> [AVAILABLE RECORDS]
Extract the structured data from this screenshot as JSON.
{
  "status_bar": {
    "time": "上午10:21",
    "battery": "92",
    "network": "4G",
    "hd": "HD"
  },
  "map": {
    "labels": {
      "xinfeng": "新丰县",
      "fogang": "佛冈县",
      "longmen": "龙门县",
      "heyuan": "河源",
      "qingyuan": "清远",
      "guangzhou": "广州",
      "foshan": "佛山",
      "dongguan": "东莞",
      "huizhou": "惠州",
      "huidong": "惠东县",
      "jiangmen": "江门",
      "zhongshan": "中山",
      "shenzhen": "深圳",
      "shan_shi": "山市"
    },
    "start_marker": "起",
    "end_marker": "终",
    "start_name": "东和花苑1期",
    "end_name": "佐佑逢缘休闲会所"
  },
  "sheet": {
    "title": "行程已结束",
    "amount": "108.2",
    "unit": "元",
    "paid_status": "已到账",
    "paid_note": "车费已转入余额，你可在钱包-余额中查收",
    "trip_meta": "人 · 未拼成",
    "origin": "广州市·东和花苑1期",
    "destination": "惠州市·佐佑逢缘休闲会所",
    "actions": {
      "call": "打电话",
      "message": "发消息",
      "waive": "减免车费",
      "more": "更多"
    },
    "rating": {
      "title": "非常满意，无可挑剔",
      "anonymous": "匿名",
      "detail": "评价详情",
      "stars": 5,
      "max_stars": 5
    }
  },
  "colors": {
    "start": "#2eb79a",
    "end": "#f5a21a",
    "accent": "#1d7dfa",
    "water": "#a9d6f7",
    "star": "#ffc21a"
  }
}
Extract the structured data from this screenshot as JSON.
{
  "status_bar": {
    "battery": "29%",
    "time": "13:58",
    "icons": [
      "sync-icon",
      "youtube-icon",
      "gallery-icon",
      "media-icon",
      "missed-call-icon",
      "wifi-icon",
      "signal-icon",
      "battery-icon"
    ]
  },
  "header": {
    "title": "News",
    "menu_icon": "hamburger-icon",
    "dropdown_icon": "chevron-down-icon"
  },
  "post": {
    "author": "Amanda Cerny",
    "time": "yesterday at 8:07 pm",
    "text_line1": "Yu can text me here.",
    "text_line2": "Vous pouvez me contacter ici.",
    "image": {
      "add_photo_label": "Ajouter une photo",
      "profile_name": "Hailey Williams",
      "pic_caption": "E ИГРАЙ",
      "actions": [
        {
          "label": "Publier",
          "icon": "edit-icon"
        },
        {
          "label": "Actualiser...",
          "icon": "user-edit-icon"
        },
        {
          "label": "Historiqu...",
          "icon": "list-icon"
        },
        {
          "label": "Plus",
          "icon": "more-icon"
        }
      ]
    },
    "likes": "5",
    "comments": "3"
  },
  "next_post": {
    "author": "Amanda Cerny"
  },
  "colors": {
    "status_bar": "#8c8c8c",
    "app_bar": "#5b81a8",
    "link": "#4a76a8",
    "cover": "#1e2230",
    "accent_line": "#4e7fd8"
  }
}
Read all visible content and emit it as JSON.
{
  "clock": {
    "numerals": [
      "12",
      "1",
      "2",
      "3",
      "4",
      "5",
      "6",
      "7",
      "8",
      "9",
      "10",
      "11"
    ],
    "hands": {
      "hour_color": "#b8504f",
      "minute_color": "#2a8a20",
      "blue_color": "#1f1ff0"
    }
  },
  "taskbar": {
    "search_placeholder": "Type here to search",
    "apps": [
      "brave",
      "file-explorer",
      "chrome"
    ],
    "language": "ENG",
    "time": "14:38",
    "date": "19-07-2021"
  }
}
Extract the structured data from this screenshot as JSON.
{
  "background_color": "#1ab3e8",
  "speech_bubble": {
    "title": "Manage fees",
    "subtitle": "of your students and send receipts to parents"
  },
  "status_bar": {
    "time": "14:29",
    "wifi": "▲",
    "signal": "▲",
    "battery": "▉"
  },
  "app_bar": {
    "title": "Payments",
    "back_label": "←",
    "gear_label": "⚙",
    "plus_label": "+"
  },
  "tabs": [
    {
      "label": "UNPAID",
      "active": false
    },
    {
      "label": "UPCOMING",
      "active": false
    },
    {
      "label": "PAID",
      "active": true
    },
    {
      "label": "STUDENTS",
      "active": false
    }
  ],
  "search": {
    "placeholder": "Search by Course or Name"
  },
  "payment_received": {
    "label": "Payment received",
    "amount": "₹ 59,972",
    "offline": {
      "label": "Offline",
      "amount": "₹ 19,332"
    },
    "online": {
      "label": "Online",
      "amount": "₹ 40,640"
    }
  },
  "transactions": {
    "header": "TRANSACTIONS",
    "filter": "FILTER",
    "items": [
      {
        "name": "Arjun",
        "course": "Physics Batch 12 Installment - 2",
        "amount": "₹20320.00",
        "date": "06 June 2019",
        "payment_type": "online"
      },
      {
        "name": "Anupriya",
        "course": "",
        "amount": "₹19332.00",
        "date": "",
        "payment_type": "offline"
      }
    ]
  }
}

> [TASK DIRECTIONS]
Give only the number of lines in the preceding material that contain the string "Cerny".

> [PROBLEM SOLUTION]
2